* **Provided information**:
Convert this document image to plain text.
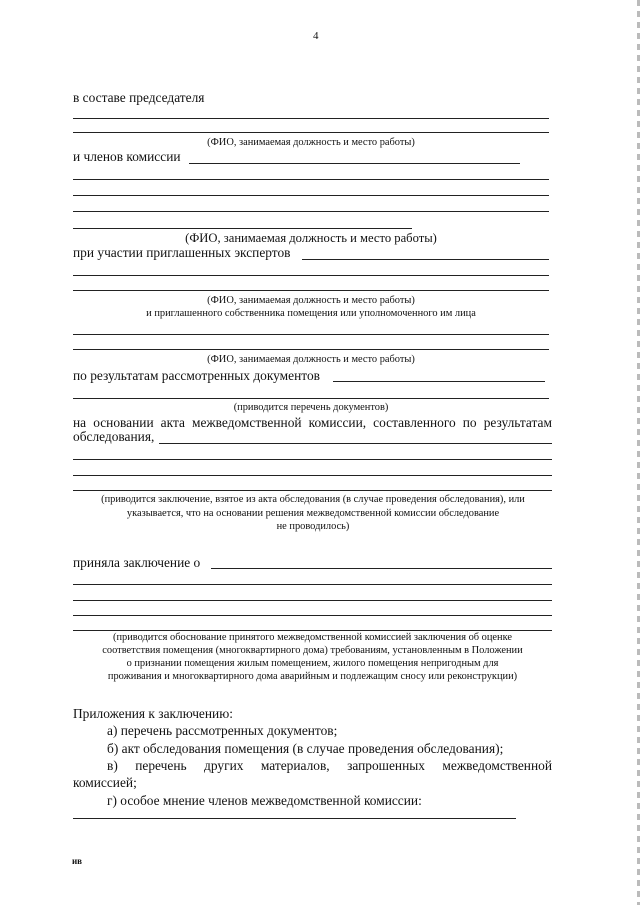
4
в составе председателя
(ФИО, занимаемая должность и место работы)
и членов комиссии
(ФИО, занимаемая должность и место работы)
при участии приглашенных экспертов
(ФИО, занимаемая должность и место работы)
и приглашенного собственника помещения или уполномоченного им лица
(ФИО, занимаемая должность и место работы)
по результатам рассмотренных документов
(приводится перечень документов)
на основании акта межведомственной комиссии, составленного по результатам
обследования,
(приводится заключение, взятое из акта обследования (в случае проведения обследования), или
указывается, что на основании решения межведомственной комиссии обследование
не проводилось)
приняла заключение о
(приводится обоснование принятого межведомственной комиссией заключения об оценке
соответствия помещения (многоквартирного дома) требованиям, установленным в Положении
о признании помещения жилым помещением, жилого помещения непригодным для
проживания и многоквартирного дома аварийным и подлежащим сносу или реконструкции)
Приложения к заключению:
а) перечень рассмотренных документов;
б) акт обследования помещения (в случае проведения обследования);
в) перечень других материалов, запрошенных межведомственной
комиссией;
г) особое мнение членов межведомственной комиссии:
ив
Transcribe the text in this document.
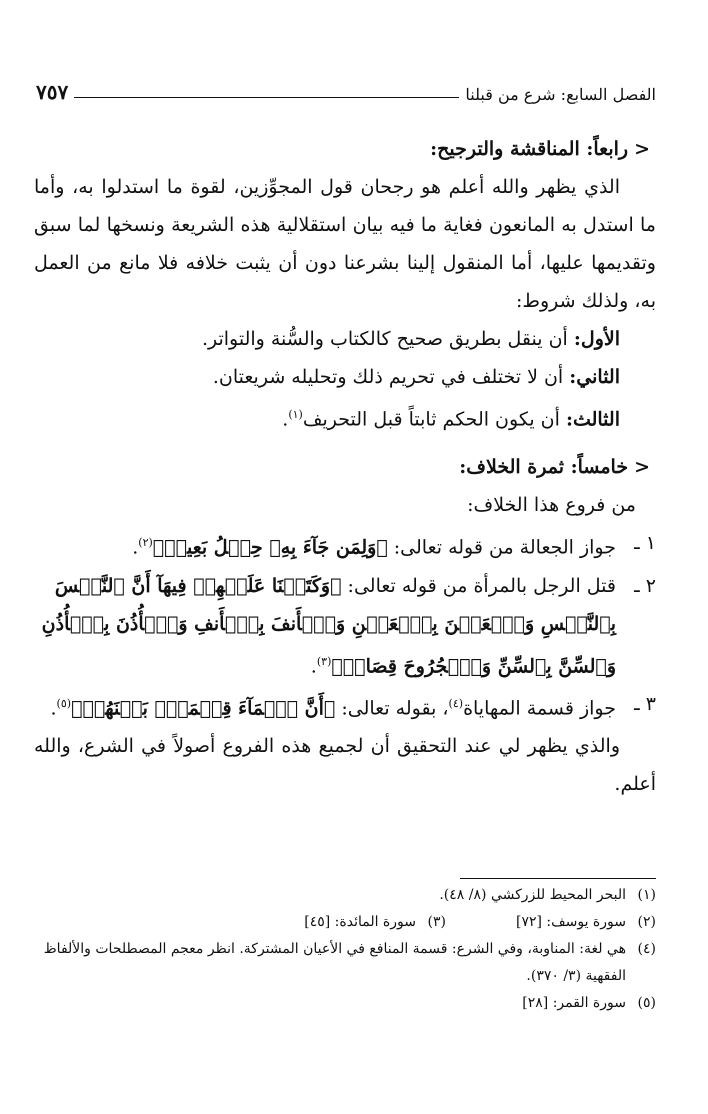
الفصل السابع: شرع من قبلنا
٧٥٧
<رابعاً: المناقشة والترجيح:
الذي يظهر والله أعلم هو رجحان قول المجوِّزين، لقوة ما استدلوا به، وأما ما استدل به المانعون فغاية ما فيه بيان استقلالية هذه الشريعة ونسخها لما سبق وتقديمها عليها، أما المنقول إلينا بشرعنا دون أن يثبت خلافه فلا مانع من العمل به، ولذلك شروط:
الأول: أن ينقل بطريق صحيح كالكتاب والسُّنة والتواتر.
الثاني: أن لا تختلف في تحريم ذلك وتحليله شريعتان.
الثالث: أن يكون الحكم ثابتاً قبل التحريف$^{(١)}$.
<خامساً: ثمرة الخلاف:
من فروع هذا الخلاف:
١ ـ
جواز الجعالة من قوله تعالى: ﴿وَلِمَن جَآءَ بِهِۦ حِمۡلُ بَعِيرٖ﴾$^{(٢)}$.
٢ ـ
قتل الرجل بالمرأة من قوله تعالى: ﴿وَكَتَبۡنَا عَلَيۡهِمۡ فِيهَآ أَنَّ ٱلنَّفۡسَ بِٱلنَّفۡسِ وَٱلۡعَيۡنَ بِٱلۡعَيۡنِ وَٱلۡأَنفَ بِٱلۡأَنفِ وَٱلۡأُذُنَ بِٱلۡأُذُنِ وَٱلسِّنَّ بِٱلسِّنِّ وَٱلۡجُرُوحَ قِصَاصٞ﴾$^{(٣)}$.
٣ ـ
جواز قسمة المهاياة$^{(٤)}$، بقوله تعالى: ﴿أَنَّ ٱلۡمَآءَ قِسۡمَةُۢ بَيۡنَهُمۡ﴾$^{(٥)}$.
والذي يظهر لي عند التحقيق أن لجميع هذه الفروع أصولاً في الشرع، والله أعلم.
(١)
البحر المحيط للزركشي (٨/ ٤٨).
(٢)
سورة يوسف: [٧٢]
(٣)
سورة المائدة: [٤٥]
(٤)
هي لغة: المناوبة، وفي الشرع: قسمة المنافع في الأعيان المشتركة. انظر معجم المصطلحات والألفاظ الفقهية (٣/ ٣٧٠).
(٥)
سورة القمر: [٢٨]
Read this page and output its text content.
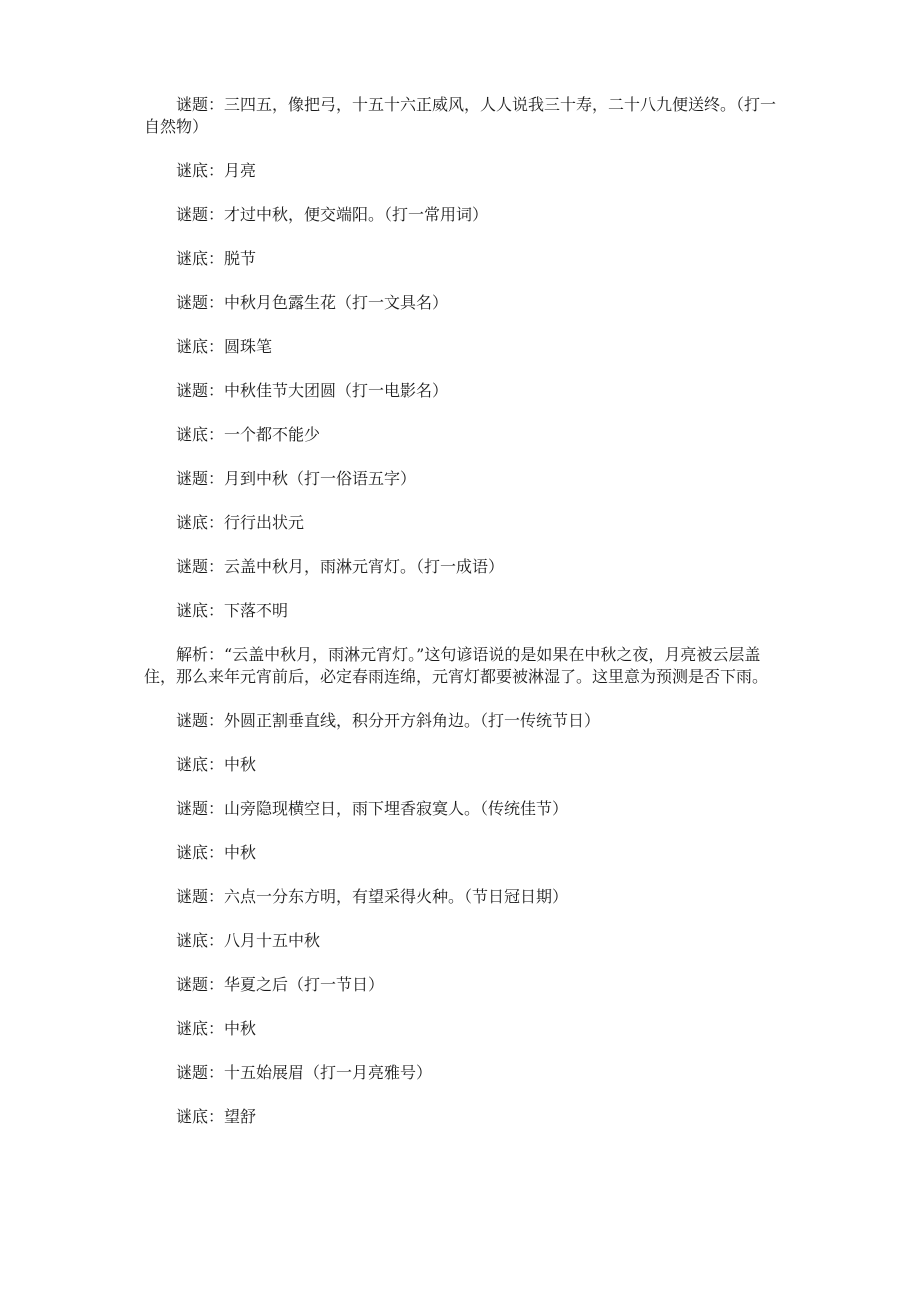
谜题：三四五，像把弓，十五十六正威风，人人说我三十寿，二十八九便送终。（打一自然物）

谜底：月亮

谜题：才过中秋，便交端阳。（打一常用词）

谜底：脱节

谜题：中秋月色露生花（打一文具名）

谜底：圆珠笔

谜题：中秋佳节大团圆（打一电影名）

谜底：一个都不能少

谜题：月到中秋（打一俗语五字）

谜底：行行出状元

谜题：云盖中秋月，雨淋元宵灯。（打一成语）

谜底：下落不明

解析：“云盖中秋月，雨淋元宵灯。”这句谚语说的是如果在中秋之夜，月亮被云层盖住，那么来年元宵前后，必定春雨连绵，元宵灯都要被淋湿了。这里意为预测是否下雨。

谜题：外圆正割垂直线，积分开方斜角边。（打一传统节日）

谜底：中秋

谜题：山旁隐现横空日，雨下埋香寂寞人。（传统佳节）

谜底：中秋

谜题：六点一分东方明，有望采得火种。（节日冠日期）

谜底：八月十五中秋

谜题：华夏之后（打一节日）

谜底：中秋

谜题：十五始展眉（打一月亮雅号）

谜底：望舒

* **Work required**: Make a copy of each line that contains the string "комиссии".

* **Finished task**:
и членов комиссии
на основании акта межведомственной комиссии, составленного по результатам
указывается, что на основании решения межведомственной комиссии обследование
г) особое мнение членов межведомственной комиссии:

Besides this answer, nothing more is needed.